-- start Document excerpt --
If the company sold the same shares to the public and then used the money to pay workers, it would be an expense under anyone's definition.

No, there would be two entries under cash flow and earnings - one for the cash coming in from the sale of stock, and an exactly equal one for the compensation going out. It would effect earnings not at all except that there would be dilution.

Denying something is income or expense simply because cash doesn't change hands on one side or both doesn't wash. If your company gives you a new Mercedes Benz tomorrow, try telling the IRS it isn't income. Funny that Steve Jobs had to report that 90 million dollar jet that Apple gave him as income. According to your rationale, he didn't get any cash, so he must he must not have any income. ...

First, contrary to what you claim as per your examples, no one here is denying that it is income to the recipient. The question is how the company treats the gift. The answer is that it hits cash flow (and earnings) directly only to the extent that it costs them anything. If Apple got the jet for free and then gave it to Jobs, it would not show up on the cash flow at all except possibly for the indirect effects due to taxes. Hopefully the analogy here is clear enough.
-- end Document excerpt --
-- start Records supplied --
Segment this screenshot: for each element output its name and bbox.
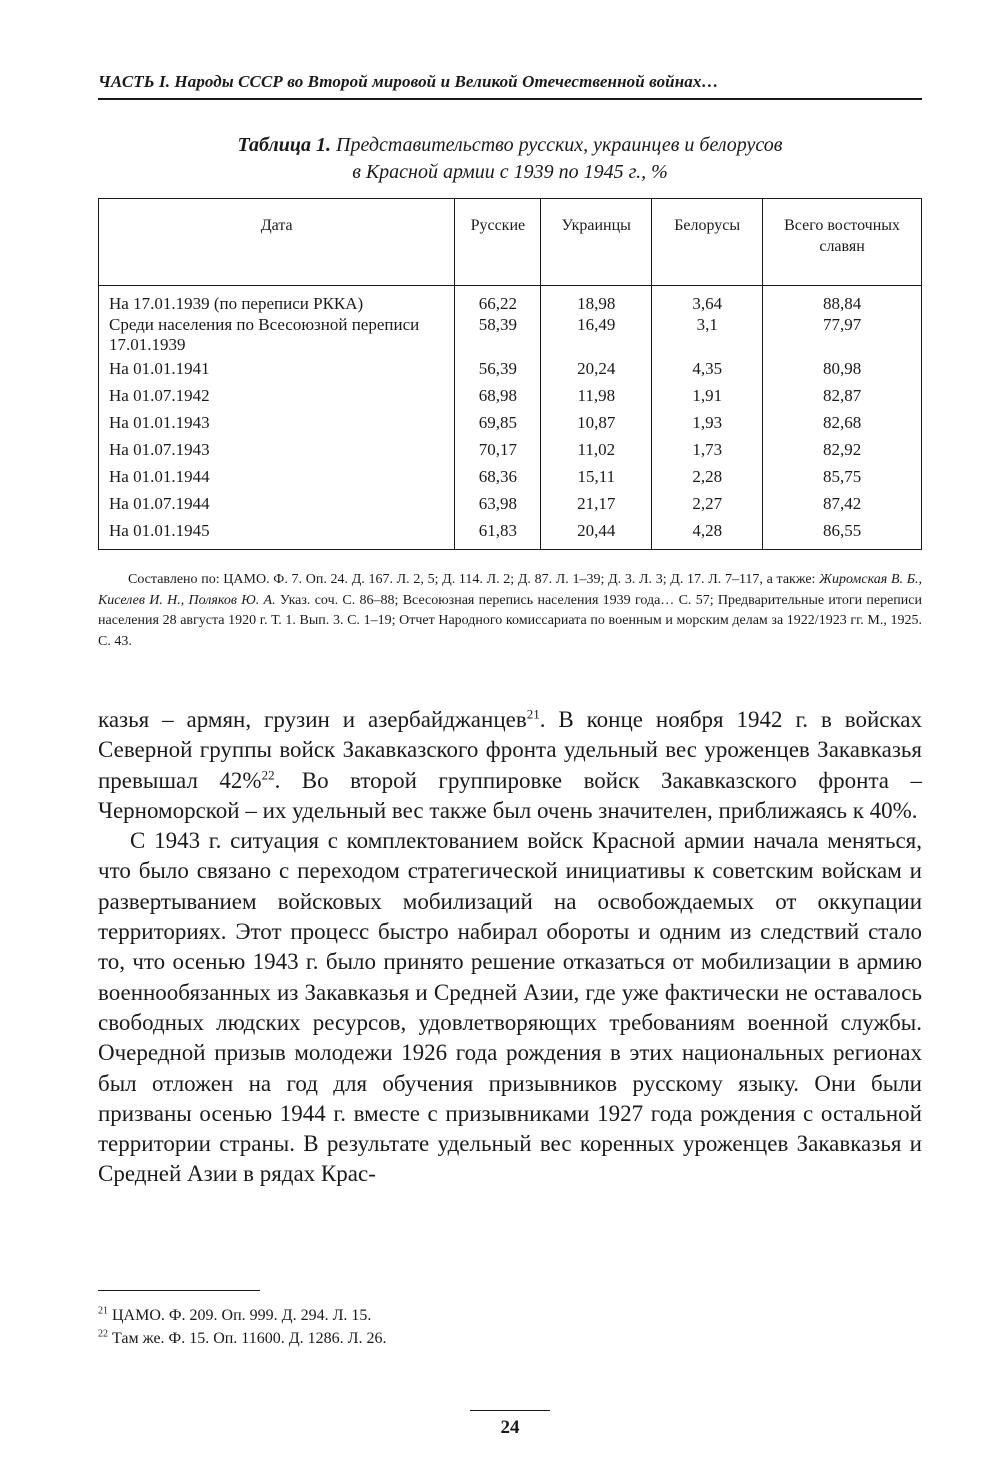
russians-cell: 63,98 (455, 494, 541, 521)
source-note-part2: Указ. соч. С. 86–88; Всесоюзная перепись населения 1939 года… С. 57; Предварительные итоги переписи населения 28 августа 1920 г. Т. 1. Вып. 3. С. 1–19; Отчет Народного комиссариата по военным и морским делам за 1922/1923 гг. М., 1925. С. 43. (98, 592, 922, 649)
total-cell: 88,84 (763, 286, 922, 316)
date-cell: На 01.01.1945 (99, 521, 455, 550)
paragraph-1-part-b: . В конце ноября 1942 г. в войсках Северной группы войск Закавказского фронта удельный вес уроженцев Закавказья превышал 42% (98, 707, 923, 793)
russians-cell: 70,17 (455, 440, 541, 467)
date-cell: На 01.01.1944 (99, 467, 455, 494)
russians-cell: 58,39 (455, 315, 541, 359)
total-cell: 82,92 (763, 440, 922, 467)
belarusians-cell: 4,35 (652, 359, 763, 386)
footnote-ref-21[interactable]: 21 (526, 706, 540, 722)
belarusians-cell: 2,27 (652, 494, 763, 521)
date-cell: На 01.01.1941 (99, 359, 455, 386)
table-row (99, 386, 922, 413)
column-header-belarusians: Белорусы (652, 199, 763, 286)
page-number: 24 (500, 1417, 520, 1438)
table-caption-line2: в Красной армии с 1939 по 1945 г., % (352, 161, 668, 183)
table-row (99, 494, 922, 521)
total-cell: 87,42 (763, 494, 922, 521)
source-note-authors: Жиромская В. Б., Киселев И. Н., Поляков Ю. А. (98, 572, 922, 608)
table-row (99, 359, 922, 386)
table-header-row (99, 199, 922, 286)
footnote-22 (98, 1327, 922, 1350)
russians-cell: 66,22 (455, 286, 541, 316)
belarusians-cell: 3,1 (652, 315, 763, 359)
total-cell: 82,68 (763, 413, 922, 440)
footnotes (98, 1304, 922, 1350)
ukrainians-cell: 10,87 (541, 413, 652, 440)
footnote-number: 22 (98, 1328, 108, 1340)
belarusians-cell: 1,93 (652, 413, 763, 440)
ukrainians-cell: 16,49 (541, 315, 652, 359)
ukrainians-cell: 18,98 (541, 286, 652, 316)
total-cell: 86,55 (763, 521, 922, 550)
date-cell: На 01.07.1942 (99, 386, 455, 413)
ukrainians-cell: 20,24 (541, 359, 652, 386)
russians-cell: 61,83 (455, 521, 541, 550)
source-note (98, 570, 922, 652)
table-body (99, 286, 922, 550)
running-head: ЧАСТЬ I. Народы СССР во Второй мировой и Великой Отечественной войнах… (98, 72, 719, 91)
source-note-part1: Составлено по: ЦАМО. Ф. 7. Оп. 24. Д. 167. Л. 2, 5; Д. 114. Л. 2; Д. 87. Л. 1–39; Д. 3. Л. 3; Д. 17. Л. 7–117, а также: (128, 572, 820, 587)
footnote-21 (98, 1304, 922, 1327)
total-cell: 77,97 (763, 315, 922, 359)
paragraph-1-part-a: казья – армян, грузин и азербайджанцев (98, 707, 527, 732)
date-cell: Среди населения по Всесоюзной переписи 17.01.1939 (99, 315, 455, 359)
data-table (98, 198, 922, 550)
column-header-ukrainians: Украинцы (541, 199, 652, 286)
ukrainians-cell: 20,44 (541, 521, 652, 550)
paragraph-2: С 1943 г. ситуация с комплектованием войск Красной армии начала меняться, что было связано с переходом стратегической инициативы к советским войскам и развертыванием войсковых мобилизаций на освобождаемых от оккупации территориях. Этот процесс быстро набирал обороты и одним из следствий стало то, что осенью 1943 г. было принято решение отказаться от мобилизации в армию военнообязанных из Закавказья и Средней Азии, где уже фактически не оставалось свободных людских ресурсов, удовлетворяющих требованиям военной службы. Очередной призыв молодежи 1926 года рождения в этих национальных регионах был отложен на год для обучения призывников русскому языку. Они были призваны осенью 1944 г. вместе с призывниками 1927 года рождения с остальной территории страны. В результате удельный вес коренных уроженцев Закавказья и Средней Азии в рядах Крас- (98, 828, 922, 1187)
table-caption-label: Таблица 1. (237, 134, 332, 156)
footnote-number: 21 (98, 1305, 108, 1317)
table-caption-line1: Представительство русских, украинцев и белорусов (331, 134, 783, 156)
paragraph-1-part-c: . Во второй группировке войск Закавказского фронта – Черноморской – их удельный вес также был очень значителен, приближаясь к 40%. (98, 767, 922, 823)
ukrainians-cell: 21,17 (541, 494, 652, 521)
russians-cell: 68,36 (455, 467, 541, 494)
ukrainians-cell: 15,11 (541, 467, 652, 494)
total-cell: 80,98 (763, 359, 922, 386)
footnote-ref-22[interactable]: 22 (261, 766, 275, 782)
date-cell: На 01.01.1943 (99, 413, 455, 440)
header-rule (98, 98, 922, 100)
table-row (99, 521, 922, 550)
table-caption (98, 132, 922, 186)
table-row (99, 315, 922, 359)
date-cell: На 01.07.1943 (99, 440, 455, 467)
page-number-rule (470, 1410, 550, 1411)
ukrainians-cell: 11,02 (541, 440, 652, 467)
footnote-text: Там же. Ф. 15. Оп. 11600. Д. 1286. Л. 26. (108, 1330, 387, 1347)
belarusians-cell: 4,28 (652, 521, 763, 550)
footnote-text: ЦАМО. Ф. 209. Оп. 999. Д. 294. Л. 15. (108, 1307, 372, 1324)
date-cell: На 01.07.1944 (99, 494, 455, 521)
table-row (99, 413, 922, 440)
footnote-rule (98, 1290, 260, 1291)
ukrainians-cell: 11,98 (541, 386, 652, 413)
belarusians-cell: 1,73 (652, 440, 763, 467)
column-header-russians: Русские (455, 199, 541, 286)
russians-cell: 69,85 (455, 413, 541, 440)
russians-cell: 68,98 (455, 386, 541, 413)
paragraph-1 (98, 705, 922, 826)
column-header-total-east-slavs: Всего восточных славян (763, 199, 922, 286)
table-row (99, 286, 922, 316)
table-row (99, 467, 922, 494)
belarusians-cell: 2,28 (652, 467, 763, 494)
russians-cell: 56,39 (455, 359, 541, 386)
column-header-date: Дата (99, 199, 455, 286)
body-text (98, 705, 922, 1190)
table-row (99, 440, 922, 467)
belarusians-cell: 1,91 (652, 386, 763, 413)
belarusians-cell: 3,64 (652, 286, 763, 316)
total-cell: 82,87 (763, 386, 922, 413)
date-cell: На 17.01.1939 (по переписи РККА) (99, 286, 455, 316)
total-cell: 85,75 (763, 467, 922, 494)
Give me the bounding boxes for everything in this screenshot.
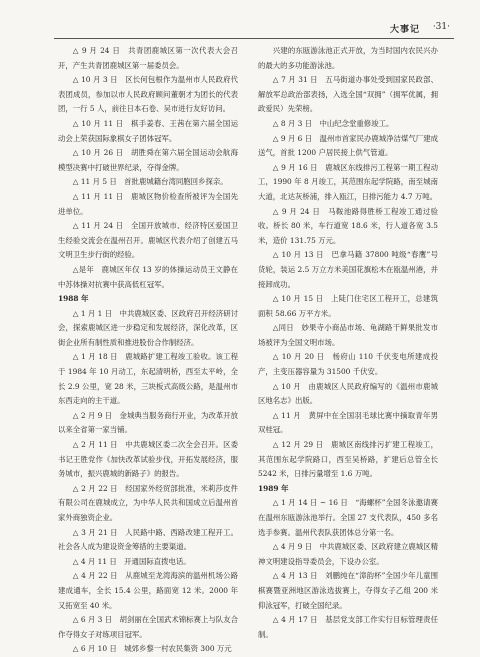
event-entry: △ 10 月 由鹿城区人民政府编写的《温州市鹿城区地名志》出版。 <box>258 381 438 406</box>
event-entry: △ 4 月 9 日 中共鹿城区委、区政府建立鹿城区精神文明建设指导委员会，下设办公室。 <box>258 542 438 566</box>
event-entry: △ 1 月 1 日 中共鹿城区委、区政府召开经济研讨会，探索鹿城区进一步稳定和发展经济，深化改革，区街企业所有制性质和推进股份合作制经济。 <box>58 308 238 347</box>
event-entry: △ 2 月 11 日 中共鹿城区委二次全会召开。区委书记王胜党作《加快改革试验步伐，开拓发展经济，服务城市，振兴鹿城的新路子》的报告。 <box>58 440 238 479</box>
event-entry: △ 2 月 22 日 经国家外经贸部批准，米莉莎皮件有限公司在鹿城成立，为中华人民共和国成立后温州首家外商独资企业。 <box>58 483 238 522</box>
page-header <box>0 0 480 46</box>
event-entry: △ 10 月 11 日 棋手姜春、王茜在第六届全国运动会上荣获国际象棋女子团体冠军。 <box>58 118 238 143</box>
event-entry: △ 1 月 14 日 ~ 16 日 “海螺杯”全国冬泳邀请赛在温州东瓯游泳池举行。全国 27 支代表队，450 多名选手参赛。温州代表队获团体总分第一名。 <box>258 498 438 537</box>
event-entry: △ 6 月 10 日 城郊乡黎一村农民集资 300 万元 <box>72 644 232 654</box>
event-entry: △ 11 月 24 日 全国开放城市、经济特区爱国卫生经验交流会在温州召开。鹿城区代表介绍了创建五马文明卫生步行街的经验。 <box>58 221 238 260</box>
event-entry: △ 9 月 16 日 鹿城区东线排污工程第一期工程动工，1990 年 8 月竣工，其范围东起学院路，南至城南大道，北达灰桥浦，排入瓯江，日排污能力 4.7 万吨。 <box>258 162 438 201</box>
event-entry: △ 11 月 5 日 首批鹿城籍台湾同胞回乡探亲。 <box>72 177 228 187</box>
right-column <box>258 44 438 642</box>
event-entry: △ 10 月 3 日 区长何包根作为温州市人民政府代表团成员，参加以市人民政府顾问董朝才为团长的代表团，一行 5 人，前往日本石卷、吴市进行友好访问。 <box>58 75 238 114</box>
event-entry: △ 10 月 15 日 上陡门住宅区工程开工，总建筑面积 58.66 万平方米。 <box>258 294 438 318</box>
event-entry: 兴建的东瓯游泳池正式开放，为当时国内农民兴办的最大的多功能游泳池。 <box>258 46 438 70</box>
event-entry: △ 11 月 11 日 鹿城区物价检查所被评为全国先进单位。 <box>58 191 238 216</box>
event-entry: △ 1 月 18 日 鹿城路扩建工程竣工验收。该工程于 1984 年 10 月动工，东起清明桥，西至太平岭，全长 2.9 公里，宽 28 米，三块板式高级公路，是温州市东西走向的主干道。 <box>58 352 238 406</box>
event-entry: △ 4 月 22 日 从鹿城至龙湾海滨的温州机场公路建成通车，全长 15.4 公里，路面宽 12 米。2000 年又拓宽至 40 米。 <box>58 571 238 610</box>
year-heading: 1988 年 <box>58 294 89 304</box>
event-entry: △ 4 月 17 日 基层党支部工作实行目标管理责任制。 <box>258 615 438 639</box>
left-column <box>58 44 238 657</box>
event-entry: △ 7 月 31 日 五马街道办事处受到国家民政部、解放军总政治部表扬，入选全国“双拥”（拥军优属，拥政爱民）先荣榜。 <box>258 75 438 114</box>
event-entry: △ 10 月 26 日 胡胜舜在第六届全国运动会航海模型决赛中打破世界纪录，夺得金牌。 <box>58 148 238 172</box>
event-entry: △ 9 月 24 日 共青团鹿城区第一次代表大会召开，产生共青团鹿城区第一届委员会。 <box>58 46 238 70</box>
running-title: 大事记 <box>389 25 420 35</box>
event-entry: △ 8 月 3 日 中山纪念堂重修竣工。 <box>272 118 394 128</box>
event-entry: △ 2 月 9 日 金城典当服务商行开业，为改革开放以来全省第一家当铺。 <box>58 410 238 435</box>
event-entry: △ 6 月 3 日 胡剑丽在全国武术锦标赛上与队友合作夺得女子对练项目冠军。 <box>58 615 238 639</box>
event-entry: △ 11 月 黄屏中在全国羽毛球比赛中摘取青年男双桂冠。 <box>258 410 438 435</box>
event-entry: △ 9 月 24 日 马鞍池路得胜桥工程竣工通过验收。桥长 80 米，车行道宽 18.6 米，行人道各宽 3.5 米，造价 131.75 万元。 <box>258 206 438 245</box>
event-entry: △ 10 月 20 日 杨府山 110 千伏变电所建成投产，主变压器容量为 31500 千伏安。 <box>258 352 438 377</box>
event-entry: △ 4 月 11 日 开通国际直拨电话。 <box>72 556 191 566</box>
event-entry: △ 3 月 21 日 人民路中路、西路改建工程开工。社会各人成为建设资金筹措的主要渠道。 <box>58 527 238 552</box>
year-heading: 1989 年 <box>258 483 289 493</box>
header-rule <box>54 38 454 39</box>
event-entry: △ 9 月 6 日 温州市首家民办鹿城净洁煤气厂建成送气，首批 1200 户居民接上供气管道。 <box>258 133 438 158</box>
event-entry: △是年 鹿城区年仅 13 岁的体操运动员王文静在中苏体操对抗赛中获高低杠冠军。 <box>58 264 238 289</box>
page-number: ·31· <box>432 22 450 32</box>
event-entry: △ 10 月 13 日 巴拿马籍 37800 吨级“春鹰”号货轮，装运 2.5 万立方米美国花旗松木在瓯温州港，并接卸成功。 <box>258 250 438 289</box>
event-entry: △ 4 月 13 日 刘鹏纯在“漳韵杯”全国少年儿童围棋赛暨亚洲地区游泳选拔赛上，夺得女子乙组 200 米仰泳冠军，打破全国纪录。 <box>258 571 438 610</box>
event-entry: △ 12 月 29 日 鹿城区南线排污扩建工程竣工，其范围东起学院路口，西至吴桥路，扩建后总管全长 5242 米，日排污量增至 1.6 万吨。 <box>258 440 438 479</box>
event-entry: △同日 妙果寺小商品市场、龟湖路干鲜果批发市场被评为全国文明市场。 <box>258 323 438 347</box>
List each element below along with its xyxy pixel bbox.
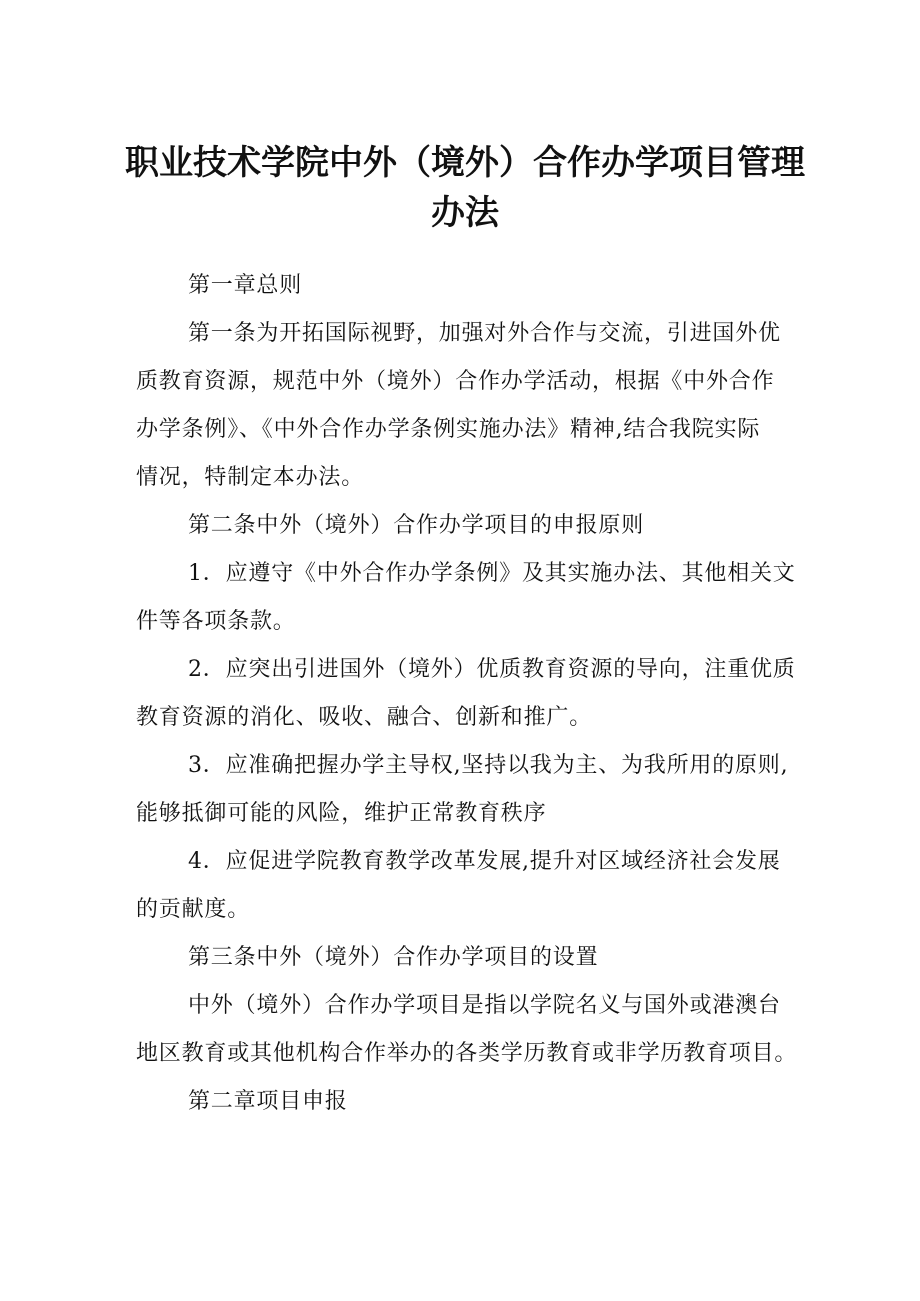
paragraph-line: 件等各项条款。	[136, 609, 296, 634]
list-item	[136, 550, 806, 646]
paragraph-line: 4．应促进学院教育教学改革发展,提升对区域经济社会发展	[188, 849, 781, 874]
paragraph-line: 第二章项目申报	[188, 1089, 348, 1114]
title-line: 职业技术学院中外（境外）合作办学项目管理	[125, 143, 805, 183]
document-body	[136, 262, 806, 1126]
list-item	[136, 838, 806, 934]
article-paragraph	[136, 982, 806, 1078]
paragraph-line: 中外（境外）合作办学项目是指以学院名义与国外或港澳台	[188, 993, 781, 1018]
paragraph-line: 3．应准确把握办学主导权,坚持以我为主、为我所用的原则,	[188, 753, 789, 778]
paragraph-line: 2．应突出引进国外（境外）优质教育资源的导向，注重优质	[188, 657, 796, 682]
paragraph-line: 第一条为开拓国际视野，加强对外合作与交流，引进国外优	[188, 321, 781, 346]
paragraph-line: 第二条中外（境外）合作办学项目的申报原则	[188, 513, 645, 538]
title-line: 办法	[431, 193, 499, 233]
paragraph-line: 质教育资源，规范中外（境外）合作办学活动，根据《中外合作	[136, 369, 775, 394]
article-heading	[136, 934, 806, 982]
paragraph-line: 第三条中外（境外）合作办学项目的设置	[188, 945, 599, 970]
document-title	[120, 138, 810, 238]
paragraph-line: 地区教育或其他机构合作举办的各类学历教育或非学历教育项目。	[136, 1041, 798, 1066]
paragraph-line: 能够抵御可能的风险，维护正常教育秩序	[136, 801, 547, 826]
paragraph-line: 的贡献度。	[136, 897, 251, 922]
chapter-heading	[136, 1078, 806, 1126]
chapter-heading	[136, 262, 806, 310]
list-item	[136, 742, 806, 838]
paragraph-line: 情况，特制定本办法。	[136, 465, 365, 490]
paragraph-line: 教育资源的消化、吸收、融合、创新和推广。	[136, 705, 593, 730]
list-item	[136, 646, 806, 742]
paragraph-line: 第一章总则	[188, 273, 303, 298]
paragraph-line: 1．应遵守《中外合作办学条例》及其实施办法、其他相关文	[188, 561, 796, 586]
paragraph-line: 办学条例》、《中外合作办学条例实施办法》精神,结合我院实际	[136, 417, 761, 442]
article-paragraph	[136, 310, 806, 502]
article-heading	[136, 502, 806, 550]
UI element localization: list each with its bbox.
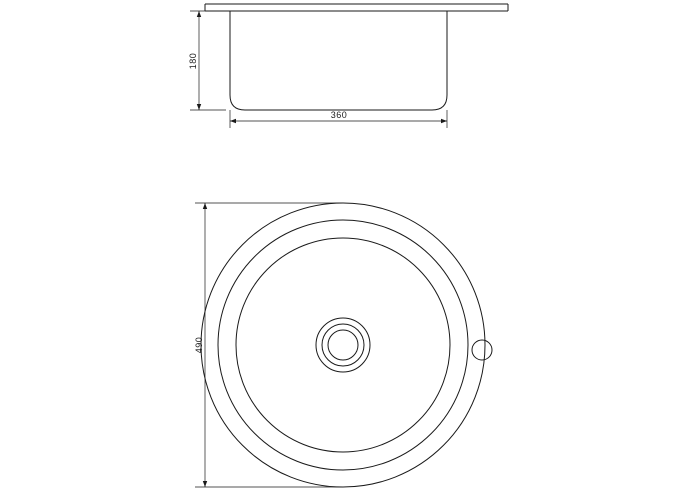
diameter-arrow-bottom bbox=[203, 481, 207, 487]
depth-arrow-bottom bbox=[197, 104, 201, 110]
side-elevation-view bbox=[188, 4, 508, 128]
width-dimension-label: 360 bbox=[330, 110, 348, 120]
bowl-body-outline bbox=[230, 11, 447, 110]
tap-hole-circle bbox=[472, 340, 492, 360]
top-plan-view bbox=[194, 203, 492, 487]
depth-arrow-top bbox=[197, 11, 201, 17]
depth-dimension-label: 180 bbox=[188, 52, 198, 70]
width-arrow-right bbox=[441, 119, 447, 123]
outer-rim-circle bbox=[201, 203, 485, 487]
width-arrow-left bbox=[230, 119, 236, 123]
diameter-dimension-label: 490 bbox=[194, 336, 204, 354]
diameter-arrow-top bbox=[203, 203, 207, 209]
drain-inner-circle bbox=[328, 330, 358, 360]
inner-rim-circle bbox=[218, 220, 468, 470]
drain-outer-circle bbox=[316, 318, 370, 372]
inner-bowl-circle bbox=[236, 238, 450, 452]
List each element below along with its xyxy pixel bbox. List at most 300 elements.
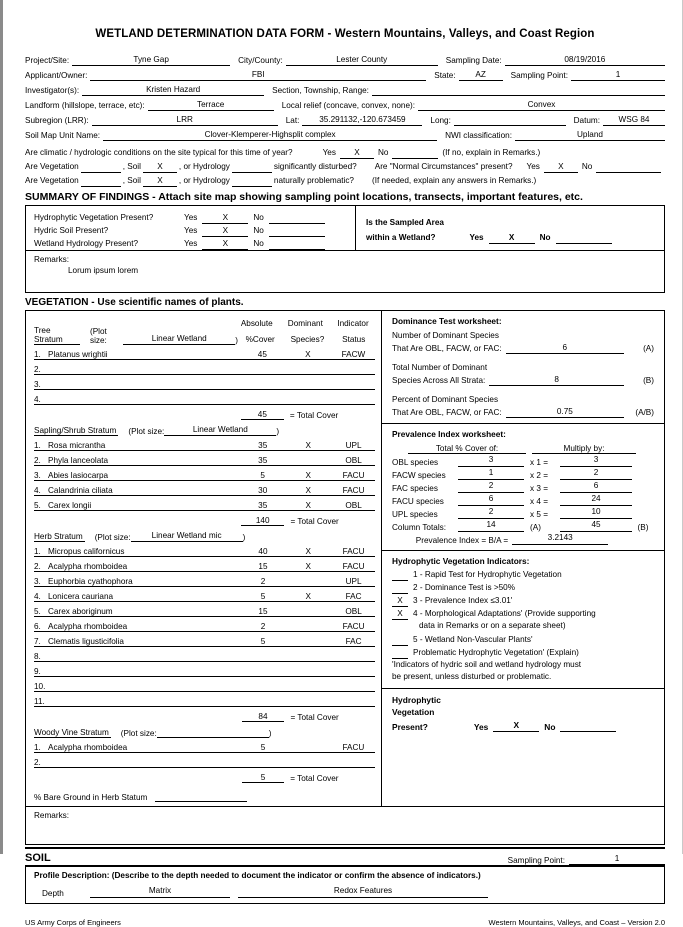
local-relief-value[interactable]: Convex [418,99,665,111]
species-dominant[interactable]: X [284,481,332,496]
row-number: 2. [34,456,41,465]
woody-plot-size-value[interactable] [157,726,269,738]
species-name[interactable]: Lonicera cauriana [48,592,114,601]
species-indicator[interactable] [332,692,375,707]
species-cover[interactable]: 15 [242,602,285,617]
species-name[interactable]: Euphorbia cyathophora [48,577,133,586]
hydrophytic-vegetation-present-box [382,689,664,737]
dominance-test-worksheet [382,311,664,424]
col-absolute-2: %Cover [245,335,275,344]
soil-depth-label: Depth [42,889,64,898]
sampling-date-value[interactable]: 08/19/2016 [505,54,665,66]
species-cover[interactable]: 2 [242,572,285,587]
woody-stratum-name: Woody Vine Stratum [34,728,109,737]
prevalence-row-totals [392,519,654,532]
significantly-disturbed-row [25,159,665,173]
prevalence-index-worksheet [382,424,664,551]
-- end Records supplied --
* Requirements *
(a) In the stock compensation discussion, what did Apple give Steve Jobs that he had to report as income?
(b) Print the part of the stock compensation discussion that opens with the words containing "First, contrary to" and closes with "is clear enough.".
The items are separate material, unrelated to the stock compensation discussion.

* Completed exercise *
(a) A 90 million dollar jet.

(b)
First, contrary to what you claim as per your examples, no one here is denying that it is income to the recipient. The question is how the company treats the gift. The answer is that it hits cash flow (and earnings) directly only to the extent that it costs them anything. If Apple got the jet for free and then gave it to Jobs, it would not show up on the cash flow at all except possibly for the indirect effects due to taxes. Hopefully the analogy here is clear enough.